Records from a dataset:

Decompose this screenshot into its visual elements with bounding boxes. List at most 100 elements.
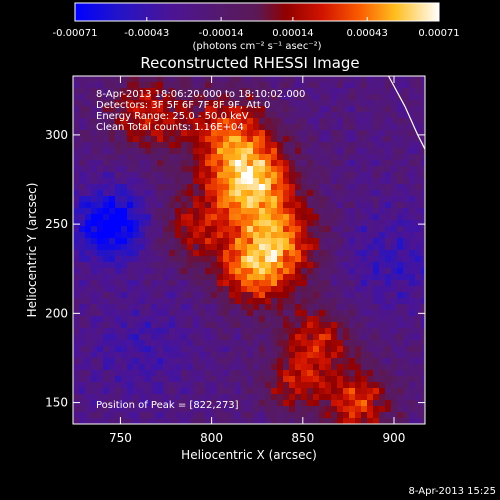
heatmap-cell [301,358,308,365]
heatmap-cell [121,160,128,167]
heatmap-cell [115,406,122,413]
heatmap-cell [163,364,170,371]
heatmap-cell [409,394,416,401]
heatmap-cell [301,340,308,347]
heatmap-cell [379,118,386,125]
heatmap-cell [361,388,368,395]
heatmap-cell [109,346,116,353]
heatmap-cell [385,154,392,161]
heatmap-cell [217,382,224,389]
heatmap-cell [205,412,212,419]
heatmap-cell [331,166,338,173]
heatmap-cell [421,394,426,401]
heatmap-cell [133,268,140,275]
heatmap-cell [409,82,416,89]
heatmap-cell [307,304,314,311]
heatmap-cell [373,76,380,83]
heatmap-cell [169,112,176,119]
heatmap-cell [205,202,212,209]
heatmap-cell [163,334,170,341]
heatmap-cell [205,136,212,143]
heatmap-cell [193,130,200,137]
heatmap-cell [85,208,92,215]
heatmap-cell [343,400,350,407]
heatmap-cell [319,292,326,299]
heatmap-cell [415,370,422,377]
heatmap-cell [313,262,320,269]
heatmap-cell [229,400,236,407]
heatmap-cell [139,328,146,335]
heatmap-cell [229,130,236,137]
heatmap-cell [409,304,416,311]
heatmap-cell [391,358,398,365]
heatmap-cell [271,352,278,359]
heatmap-cell [379,262,386,269]
heatmap-cell [169,394,176,401]
heatmap-cell [145,268,152,275]
heatmap-cell [301,190,308,197]
heatmap-cell [103,76,110,83]
heatmap-cell [397,406,404,413]
heatmap-cell [157,244,164,251]
heatmap-cell [235,208,242,215]
heatmap-cell [343,232,350,239]
heatmap-cell [103,316,110,323]
heatmap-cell [157,124,164,131]
heatmap-cell [187,394,194,401]
heatmap-cell [265,352,272,359]
heatmap-cell [151,412,158,419]
heatmap-cell [403,112,410,119]
heatmap-cell [247,352,254,359]
heatmap-cell [91,178,98,185]
heatmap-cell [139,292,146,299]
heatmap-cell [265,412,272,419]
heatmap-cell [235,310,242,317]
heatmap-cell [199,256,206,263]
heatmap-cell [115,418,122,425]
heatmap-cell [367,370,374,377]
heatmap-cell [409,274,416,281]
heatmap-cell [145,172,152,179]
heatmap-cell [277,256,284,263]
heatmap-cell [109,316,116,323]
heatmap-cell [385,310,392,317]
heatmap-cell [85,304,92,311]
heatmap-cell [415,142,422,149]
heatmap-cell [229,106,236,113]
heatmap-cell [373,82,380,89]
heatmap-cell [133,310,140,317]
heatmap-cell [331,346,338,353]
heatmap-cell [403,286,410,293]
heatmap-cell [199,340,206,347]
heatmap-cell [367,82,374,89]
heatmap-cell [247,142,254,149]
heatmap-cell [73,82,80,89]
heatmap-cell [277,340,284,347]
heatmap-cell [331,382,338,389]
heatmap-cell [421,184,426,191]
heatmap-cell [79,88,86,95]
heatmap-cell [391,394,398,401]
heatmap-cell [175,76,182,83]
heatmap-cell [259,382,266,389]
heatmap-cell [199,184,206,191]
heatmap-cell [217,322,224,329]
heatmap-cell [301,268,308,275]
heatmap-cell [301,214,308,221]
heatmap-cell [175,226,182,233]
heatmap-cell [241,154,248,161]
heatmap-cell [319,208,326,215]
heatmap-cell [421,268,426,275]
heatmap-cell [277,166,284,173]
heatmap-cell [367,208,374,215]
heatmap-cell [121,250,128,257]
heatmap-cell [349,286,356,293]
heatmap-cell [421,298,426,305]
heatmap-cell [229,112,236,119]
heatmap-cell [145,166,152,173]
heatmap-cell [97,370,104,377]
heatmap-cell [373,334,380,341]
heatmap-cell [247,262,254,269]
heatmap-cell [349,100,356,107]
heatmap-cell [379,166,386,173]
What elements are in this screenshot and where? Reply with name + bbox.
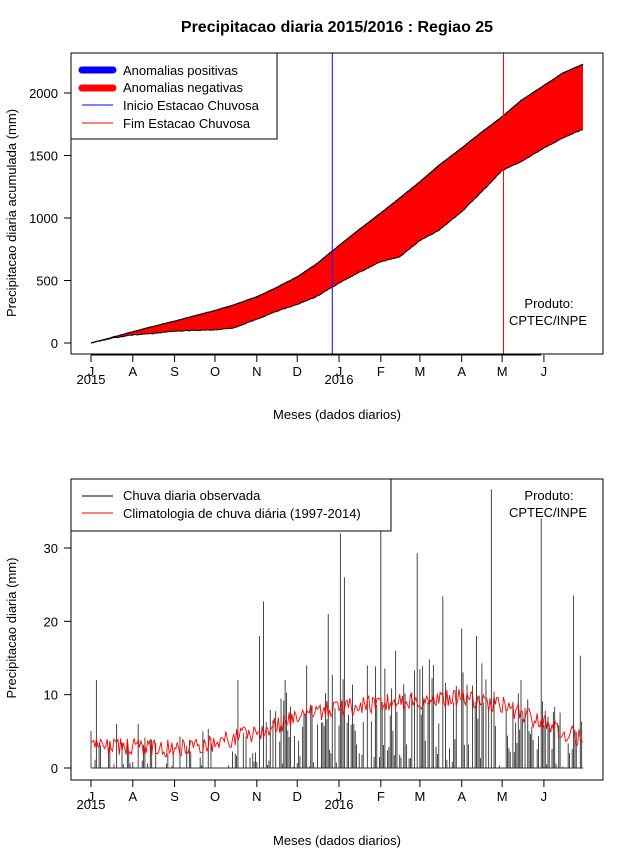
- x-tick-label: J: [541, 789, 548, 804]
- legend-box-2: [70, 478, 392, 532]
- x-tick-label: M: [414, 364, 425, 379]
- x-axis-title-1: Meses (dados diarios): [273, 407, 401, 422]
- produto-org-2: CPTEC/INPE: [509, 505, 587, 520]
- year-label-2016-b: 2016: [325, 797, 354, 812]
- y-axis-title-2: Precipitacao diaria (mm): [4, 558, 19, 699]
- x-tick-label: A: [457, 364, 466, 379]
- legend-label-observed: Chuva diaria observada: [123, 488, 261, 503]
- y-tick-label: 0: [51, 336, 58, 351]
- climatology-daily-line: [90, 689, 584, 758]
- legend-label-negative: Anomalias negativas: [123, 80, 243, 95]
- legend-label-start: Inicio Estacao Chuvosa: [123, 98, 260, 113]
- legend-label-end: Fim Estacao Chuvosa: [123, 116, 251, 131]
- season-lines: [331, 53, 504, 354]
- legend-label-positive: Anomalias positivas: [123, 63, 238, 78]
- year-label-2016: 2016: [325, 372, 354, 387]
- x-tick-label: F: [377, 789, 385, 804]
- panel-daily: 0 10 20 30 J A S O N D J F M A M J 2015 2016 Meses (da…: [4, 478, 604, 848]
- figure-title: Precipitacao diaria 2015/2016 : Regiao 2…: [181, 19, 493, 36]
- x-tick-label: O: [210, 789, 220, 804]
- x-tick-label: O: [210, 364, 220, 379]
- x-tick-label: J: [336, 789, 343, 804]
- y-tick-label: 500: [36, 274, 58, 289]
- y-tick-label: 2000: [29, 86, 58, 101]
- y-tick-label: 20: [44, 614, 58, 629]
- x-tick-label: M: [497, 364, 508, 379]
- x-axis-title-2: Meses (dados diarios): [273, 833, 401, 848]
- x-tick-label: M: [414, 789, 425, 804]
- x-tick-label: N: [252, 789, 261, 804]
- x-tick-label: J: [88, 364, 95, 379]
- x-tick-label: J: [88, 789, 95, 804]
- plot-frame-1: [70, 52, 604, 355]
- y-tick-label: 0: [51, 761, 58, 776]
- observed-cumulative-line: [90, 128, 584, 344]
- y-tick-label: 1000: [29, 211, 58, 226]
- y-axis-title-1: Precipitacao diaria acumulada (mm): [4, 109, 19, 317]
- x-tick-label: F: [377, 364, 385, 379]
- y-tick-label: 1500: [29, 149, 58, 164]
- year-label-2015-b: 2015: [77, 797, 106, 812]
- x-tick-label: A: [128, 789, 137, 804]
- x-tick-label: D: [293, 364, 302, 379]
- y-tick-label: 10: [44, 688, 58, 703]
- x-tick-label: S: [170, 789, 179, 804]
- legend-1: Anomalias positivas Anomalias negativas …: [70, 52, 278, 140]
- y-tick-label: 30: [44, 541, 58, 556]
- x-tick-label: S: [170, 364, 179, 379]
- x-tick-label: A: [457, 789, 466, 804]
- climatology-cumulative-line: [90, 63, 584, 344]
- x-tick-label: A: [128, 364, 137, 379]
- observed-daily-spikes: [90, 489, 583, 768]
- y-axis-2: 0 10 20 30: [44, 541, 71, 776]
- year-label-2015: 2015: [77, 372, 106, 387]
- observed-spikes: [90, 489, 583, 769]
- climatology-line: [90, 689, 584, 758]
- legend-label-climatology: Climatologia de chuva diária (1997-2014): [123, 506, 361, 521]
- produto-label-1: Produto:: [524, 296, 573, 311]
- x-tick-label: J: [541, 364, 548, 379]
- produto-label-2: Produto:: [524, 488, 573, 503]
- x-tick-label: M: [497, 789, 508, 804]
- x-tick-label: N: [252, 364, 261, 379]
- produto-org-1: CPTEC/INPE: [509, 313, 587, 328]
- x-tick-label: D: [293, 789, 302, 804]
- x-tick-label: J: [336, 364, 343, 379]
- legend-2: Chuva diaria observada Climatologia de c…: [70, 478, 392, 532]
- cumulative-lines: [90, 63, 584, 344]
- y-axis-1: 0 500 1000 1500 2000: [29, 86, 71, 351]
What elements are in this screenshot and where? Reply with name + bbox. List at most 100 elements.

THE PROBLEM: Can you render the stretch of the records above from the line containing "- x-tick-label: J: [541, 789, 548, 804]" through the line containing "- legend-label-start: Inicio" as a numbered list, leaving out any blank lines?

SOLUTION FOR THIS EXERCISE:
1. - x-tick-label: J: [541, 789, 548, 804]
2. - legend-box-2: [70, 478, 392, 532]
3. - x-tick-label: M: [414, 364, 425, 379]
4. - x-axis-title-1: Meses (dados diarios): [273, 407, 401, 422]
5. - produto-org-2: CPTEC/INPE: [509, 505, 587, 520]
6. - year-label-2016-b: 2016: [325, 797, 354, 812]
7. - y-axis-title-2: Precipitacao diaria (mm): [4, 558, 19, 699]
8. - x-tick-label: A: [457, 364, 466, 379]
9. - legend-label-observed: Chuva diaria observada: [123, 488, 261, 503]
10. - y-tick-label: 0: [51, 336, 58, 351]
11. - climatology-daily-line: [90, 689, 584, 758]
12. - legend-label-negative: Anomalias negativas: [123, 80, 243, 95]
13. - legend-label-start: Inicio Estacao Chuvosa: [123, 98, 260, 113]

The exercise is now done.